(Figure record listings)
BEGIN
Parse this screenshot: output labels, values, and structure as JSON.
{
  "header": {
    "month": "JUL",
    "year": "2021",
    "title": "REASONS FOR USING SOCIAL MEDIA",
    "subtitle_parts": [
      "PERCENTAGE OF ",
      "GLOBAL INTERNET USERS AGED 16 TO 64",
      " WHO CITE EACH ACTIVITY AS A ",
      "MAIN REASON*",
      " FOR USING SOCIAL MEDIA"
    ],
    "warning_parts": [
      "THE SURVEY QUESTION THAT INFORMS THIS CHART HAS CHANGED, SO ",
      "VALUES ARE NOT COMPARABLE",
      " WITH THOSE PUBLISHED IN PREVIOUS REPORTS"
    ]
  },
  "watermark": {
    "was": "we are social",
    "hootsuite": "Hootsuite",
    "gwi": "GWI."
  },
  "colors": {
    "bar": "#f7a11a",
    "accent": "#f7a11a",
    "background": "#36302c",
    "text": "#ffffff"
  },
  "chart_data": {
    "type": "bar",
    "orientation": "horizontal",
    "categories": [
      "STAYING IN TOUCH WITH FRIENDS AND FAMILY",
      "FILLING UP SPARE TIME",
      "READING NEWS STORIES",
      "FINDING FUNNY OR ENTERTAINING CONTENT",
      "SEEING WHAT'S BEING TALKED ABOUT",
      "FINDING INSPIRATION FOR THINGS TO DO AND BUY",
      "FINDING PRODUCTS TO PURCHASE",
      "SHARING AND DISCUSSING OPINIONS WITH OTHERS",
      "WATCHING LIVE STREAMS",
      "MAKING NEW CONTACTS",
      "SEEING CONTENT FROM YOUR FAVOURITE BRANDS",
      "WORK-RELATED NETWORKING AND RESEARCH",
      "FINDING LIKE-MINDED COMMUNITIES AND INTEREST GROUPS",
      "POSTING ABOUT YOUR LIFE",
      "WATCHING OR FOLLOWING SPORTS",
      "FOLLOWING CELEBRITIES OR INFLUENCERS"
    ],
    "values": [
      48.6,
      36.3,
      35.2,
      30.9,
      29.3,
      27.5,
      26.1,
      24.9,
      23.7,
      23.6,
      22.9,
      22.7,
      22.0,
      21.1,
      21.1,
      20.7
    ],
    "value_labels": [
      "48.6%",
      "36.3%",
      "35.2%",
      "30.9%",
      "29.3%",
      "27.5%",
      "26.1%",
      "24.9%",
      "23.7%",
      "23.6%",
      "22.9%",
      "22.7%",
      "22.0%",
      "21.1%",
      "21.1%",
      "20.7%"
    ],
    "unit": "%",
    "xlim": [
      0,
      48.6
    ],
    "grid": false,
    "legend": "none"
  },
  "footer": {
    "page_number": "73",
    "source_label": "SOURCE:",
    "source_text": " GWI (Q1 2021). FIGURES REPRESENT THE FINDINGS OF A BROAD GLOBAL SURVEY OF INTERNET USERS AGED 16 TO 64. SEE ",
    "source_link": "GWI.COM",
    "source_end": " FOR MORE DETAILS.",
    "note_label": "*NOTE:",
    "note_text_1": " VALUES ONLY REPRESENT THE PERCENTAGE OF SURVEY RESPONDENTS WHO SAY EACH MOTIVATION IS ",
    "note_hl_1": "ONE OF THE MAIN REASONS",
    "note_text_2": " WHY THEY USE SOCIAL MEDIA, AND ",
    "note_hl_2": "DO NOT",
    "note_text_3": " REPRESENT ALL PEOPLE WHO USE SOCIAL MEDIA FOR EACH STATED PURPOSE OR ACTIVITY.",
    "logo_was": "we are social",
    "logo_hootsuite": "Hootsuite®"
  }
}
END
### [GIVEN INSTRUCTION]
Print out all the entries precisely as written.

### [THE ANSWER]
Parse this screenshot: output labels, values, and structure as JSON.
{
  "header": {
    "month": "JUL",
    "year": "2021",
    "title": "REASONS FOR USING SOCIAL MEDIA",
    "subtitle_parts": [
      "PERCENTAGE OF ",
      "GLOBAL INTERNET USERS AGED 16 TO 64",
      " WHO CITE EACH ACTIVITY AS A ",
      "MAIN REASON*",
      " FOR USING SOCIAL MEDIA"
    ],
    "warning_parts": [
      "THE SURVEY QUESTION THAT INFORMS THIS CHART HAS CHANGED, SO ",
      "VALUES ARE NOT COMPARABLE",
      " WITH THOSE PUBLISHED IN PREVIOUS REPORTS"
    ]
  },
  "watermark": {
    "was": "we are social",
    "hootsuite": "Hootsuite",
    "gwi": "GWI."
  },
  "colors": {
    "bar": "#f7a11a",
    "accent": "#f7a11a",
    "background": "#36302c",
    "text": "#ffffff"
  },
  "chart_data": {
    "type": "bar",
    "orientation": "horizontal",
    "categories": [
      "STAYING IN TOUCH WITH FRIENDS AND FAMILY",
      "FILLING UP SPARE TIME",
      "READING NEWS STORIES",
      "FINDING FUNNY OR ENTERTAINING CONTENT",
      "SEEING WHAT'S BEING TALKED ABOUT",
      "FINDING INSPIRATION FOR THINGS TO DO AND BUY",
      "FINDING PRODUCTS TO PURCHASE",
      "SHARING AND DISCUSSING OPINIONS WITH OTHERS",
      "WATCHING LIVE STREAMS",
      "MAKING NEW CONTACTS",
      "SEEING CONTENT FROM YOUR FAVOURITE BRANDS",
      "WORK-RELATED NETWORKING AND RESEARCH",
      "FINDING LIKE-MINDED COMMUNITIES AND INTEREST GROUPS",
      "POSTING ABOUT YOUR LIFE",
      "WATCHING OR FOLLOWING SPORTS",
      "FOLLOWING CELEBRITIES OR INFLUENCERS"
    ],
    "values": [
      48.6,
      36.3,
      35.2,
      30.9,
      29.3,
      27.5,
      26.1,
      24.9,
      23.7,
      23.6,
      22.9,
      22.7,
      22.0,
      21.1,
      21.1,
      20.7
    ],
    "value_labels": [
      "48.6%",
      "36.3%",
      "35.2%",
      "30.9%",
      "29.3%",
      "27.5%",
      "26.1%",
      "24.9%",
      "23.7%",
      "23.6%",
      "22.9%",
      "22.7%",
      "22.0%",
      "21.1%",
      "21.1%",
      "20.7%"
    ],
    "unit": "%",
    "xlim": [
      0,
      48.6
    ],
    "grid": false,
    "legend": "none"
  },
  "footer": {
    "page_number": "73",
    "source_label": "SOURCE:",
    "source_text": " GWI (Q1 2021). FIGURES REPRESENT THE FINDINGS OF A BROAD GLOBAL SURVEY OF INTERNET USERS AGED 16 TO 64. SEE ",
    "source_link": "GWI.COM",
    "source_end": " FOR MORE DETAILS.",
    "note_label": "*NOTE:",
    "note_text_1": " VALUES ONLY REPRESENT THE PERCENTAGE OF SURVEY RESPONDENTS WHO SAY EACH MOTIVATION IS ",
    "note_hl_1": "ONE OF THE MAIN REASONS",
    "note_text_2": " WHY THEY USE SOCIAL MEDIA, AND ",
    "note_hl_2": "DO NOT",
    "note_text_3": " REPRESENT ALL PEOPLE WHO USE SOCIAL MEDIA FOR EACH STATED PURPOSE OR ACTIVITY.",
    "logo_was": "we are social",
    "logo_hootsuite": "Hootsuite®"
  }
}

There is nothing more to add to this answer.